SHORT PROBLEM
Extract and list every line that contains the word "including".

## begin

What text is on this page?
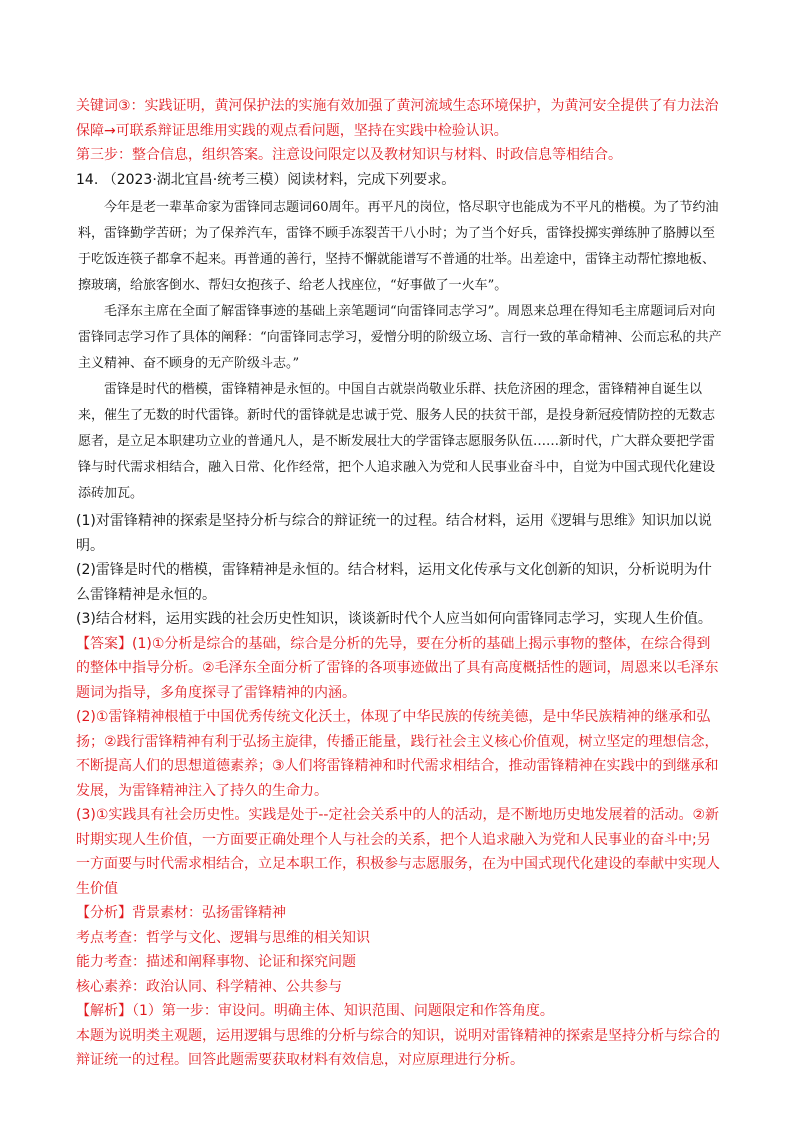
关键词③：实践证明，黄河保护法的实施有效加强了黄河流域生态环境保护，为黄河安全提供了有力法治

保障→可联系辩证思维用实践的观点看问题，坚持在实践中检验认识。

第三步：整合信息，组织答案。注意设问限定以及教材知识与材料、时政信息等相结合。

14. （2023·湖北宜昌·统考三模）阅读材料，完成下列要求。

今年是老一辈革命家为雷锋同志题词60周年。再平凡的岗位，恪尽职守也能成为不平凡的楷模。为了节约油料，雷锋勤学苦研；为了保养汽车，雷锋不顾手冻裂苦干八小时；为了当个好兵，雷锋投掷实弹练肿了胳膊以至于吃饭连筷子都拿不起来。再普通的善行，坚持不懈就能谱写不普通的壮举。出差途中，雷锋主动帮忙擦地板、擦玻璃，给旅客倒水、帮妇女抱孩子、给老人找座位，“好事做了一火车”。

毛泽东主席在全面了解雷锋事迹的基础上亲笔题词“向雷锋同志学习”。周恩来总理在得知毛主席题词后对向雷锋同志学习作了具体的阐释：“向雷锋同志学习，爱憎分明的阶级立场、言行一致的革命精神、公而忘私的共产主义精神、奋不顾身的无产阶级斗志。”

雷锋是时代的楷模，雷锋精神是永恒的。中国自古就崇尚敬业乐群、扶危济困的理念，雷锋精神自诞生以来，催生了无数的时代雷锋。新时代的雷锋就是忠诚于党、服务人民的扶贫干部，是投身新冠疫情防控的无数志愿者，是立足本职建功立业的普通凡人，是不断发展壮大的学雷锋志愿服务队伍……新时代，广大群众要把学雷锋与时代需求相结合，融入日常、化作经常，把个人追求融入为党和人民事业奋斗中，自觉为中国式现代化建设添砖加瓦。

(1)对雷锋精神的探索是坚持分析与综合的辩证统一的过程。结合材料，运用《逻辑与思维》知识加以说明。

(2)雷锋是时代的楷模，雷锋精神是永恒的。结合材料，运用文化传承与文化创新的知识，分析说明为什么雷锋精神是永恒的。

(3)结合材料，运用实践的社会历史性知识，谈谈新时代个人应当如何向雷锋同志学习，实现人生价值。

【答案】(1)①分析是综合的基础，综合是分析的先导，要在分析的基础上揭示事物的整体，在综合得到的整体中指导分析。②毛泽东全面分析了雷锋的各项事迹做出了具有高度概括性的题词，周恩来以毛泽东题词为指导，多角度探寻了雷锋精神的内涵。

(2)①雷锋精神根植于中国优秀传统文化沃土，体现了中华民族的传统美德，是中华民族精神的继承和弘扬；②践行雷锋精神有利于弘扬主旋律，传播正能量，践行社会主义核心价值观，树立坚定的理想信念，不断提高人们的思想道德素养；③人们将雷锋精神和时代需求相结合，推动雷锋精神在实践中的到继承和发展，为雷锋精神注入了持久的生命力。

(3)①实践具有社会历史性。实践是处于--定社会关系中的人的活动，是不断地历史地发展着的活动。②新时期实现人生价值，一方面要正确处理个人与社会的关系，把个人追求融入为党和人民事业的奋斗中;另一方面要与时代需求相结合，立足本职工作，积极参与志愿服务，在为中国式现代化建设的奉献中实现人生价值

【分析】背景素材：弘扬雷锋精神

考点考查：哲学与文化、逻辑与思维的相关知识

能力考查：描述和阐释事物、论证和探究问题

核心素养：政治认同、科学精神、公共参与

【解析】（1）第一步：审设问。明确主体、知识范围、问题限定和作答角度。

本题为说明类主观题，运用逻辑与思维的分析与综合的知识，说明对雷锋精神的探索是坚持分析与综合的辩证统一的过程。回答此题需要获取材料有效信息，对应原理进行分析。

## end
## begin

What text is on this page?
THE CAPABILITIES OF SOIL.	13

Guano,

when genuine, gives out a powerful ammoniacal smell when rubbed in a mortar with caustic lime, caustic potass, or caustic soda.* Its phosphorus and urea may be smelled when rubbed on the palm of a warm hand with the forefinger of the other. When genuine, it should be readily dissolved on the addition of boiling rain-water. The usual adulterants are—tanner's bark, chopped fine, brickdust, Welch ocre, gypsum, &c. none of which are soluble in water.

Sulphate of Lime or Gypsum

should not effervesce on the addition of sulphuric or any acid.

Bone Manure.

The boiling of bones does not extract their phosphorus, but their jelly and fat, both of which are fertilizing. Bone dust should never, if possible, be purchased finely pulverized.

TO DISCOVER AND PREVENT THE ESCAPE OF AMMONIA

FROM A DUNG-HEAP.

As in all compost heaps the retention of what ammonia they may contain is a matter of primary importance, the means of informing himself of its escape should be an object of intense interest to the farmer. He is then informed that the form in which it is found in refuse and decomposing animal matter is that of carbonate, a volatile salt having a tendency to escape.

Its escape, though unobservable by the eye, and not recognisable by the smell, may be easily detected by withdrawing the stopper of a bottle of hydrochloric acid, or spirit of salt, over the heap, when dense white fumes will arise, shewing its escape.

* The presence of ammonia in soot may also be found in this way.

## end
## begin

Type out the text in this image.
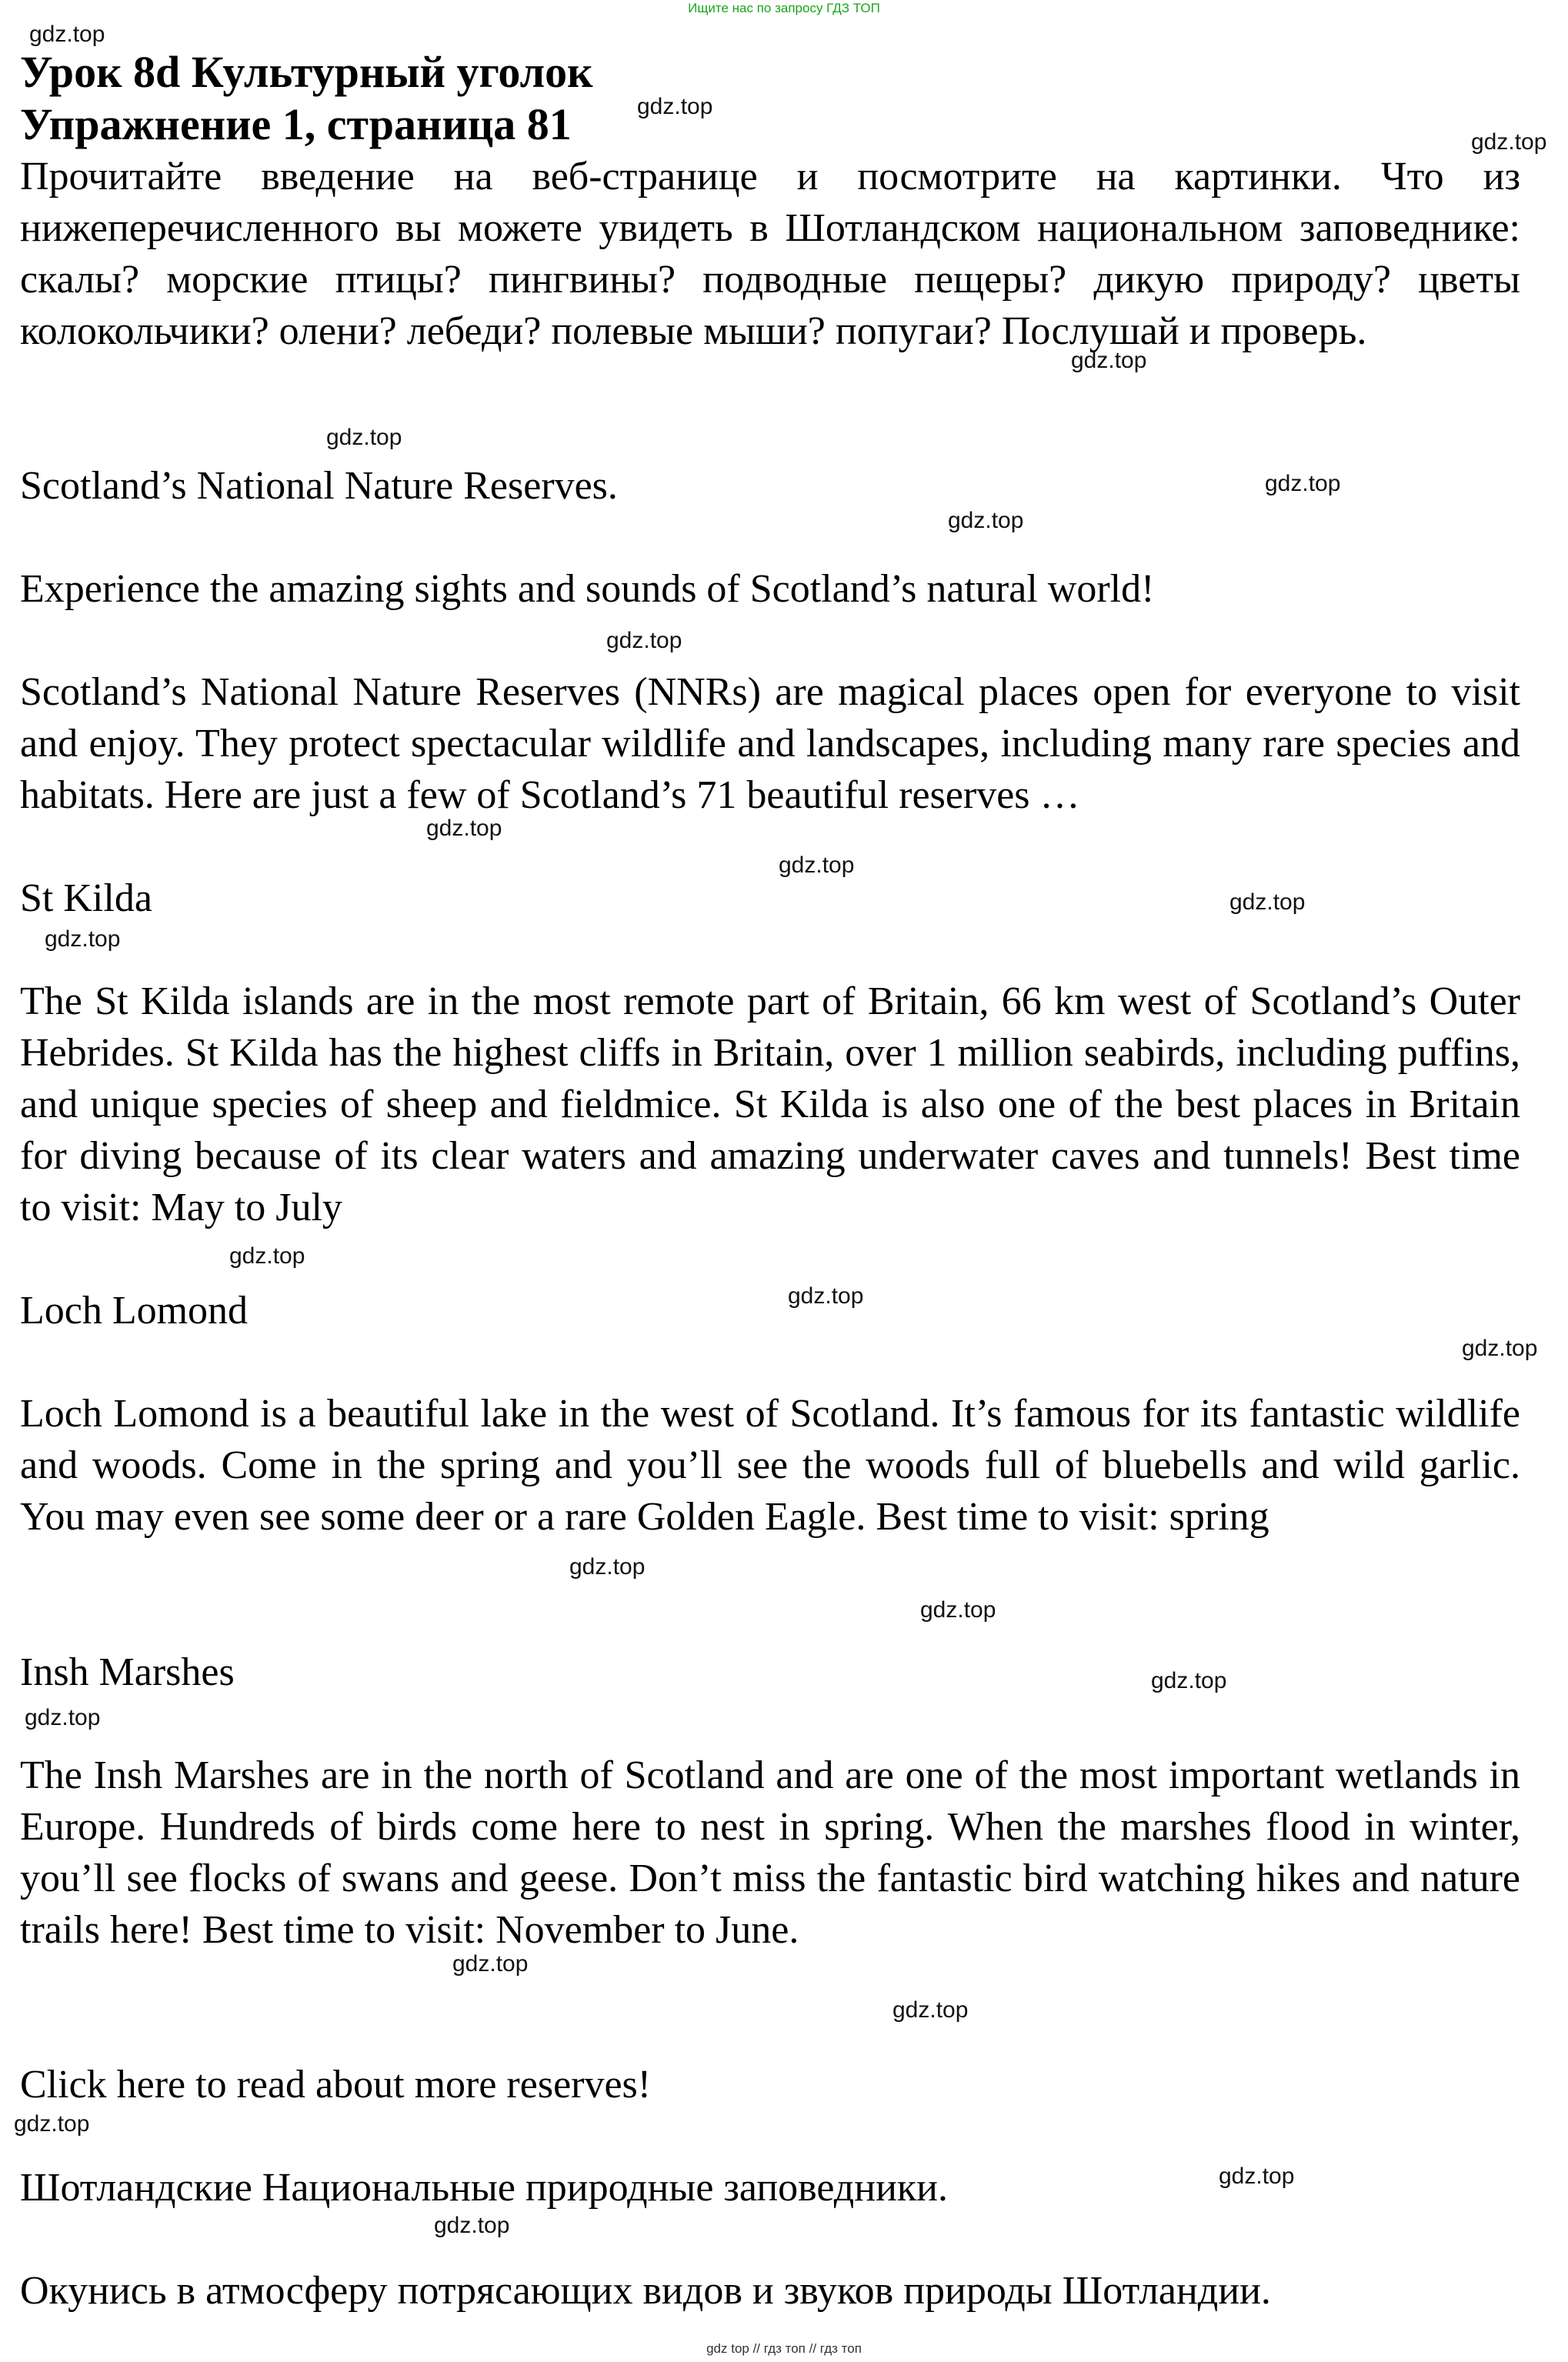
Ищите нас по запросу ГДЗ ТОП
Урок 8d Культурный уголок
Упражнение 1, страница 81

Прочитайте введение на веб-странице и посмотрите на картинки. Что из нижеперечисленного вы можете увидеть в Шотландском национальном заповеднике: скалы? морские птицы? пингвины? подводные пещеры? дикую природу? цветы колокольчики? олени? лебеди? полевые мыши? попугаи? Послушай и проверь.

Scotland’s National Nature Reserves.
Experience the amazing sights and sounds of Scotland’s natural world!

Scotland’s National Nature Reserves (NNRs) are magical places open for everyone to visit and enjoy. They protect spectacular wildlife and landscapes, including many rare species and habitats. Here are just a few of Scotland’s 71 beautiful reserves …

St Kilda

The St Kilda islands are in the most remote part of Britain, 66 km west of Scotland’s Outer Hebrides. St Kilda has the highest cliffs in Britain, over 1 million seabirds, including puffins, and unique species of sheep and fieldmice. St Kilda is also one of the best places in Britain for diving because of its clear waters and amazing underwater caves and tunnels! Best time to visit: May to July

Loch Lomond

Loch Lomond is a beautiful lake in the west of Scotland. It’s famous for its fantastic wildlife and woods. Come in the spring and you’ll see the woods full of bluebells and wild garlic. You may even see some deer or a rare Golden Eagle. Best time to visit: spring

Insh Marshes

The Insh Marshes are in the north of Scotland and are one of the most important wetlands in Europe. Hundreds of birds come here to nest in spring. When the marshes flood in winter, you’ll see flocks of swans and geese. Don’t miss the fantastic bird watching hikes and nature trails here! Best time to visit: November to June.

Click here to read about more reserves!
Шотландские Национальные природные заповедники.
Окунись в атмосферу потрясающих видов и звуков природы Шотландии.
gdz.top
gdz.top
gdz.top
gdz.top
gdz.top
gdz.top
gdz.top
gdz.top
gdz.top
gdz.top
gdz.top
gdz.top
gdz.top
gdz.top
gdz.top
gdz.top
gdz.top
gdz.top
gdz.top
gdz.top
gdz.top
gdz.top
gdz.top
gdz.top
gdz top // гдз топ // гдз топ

## end

ANSWER TO THIS PROBLEM
Scotland’s National Nature Reserves (NNRs) are magical places open for everyone to visit and enjoy. They protect spectacular wildlife and landscapes, including many rare species and habitats. Here are just a few of Scotland’s 71 beautiful reserves …
The St Kilda islands are in the most remote part of Britain, 66 km west of Scotland’s Outer Hebrides. St Kilda has the highest cliffs in Britain, over 1 million seabirds, including puffins, and unique species of sheep and fieldmice. St Kilda is also one of the best places in Britain for diving because of its clear waters and amazing underwater caves and tunnels! Best time to visit: May to July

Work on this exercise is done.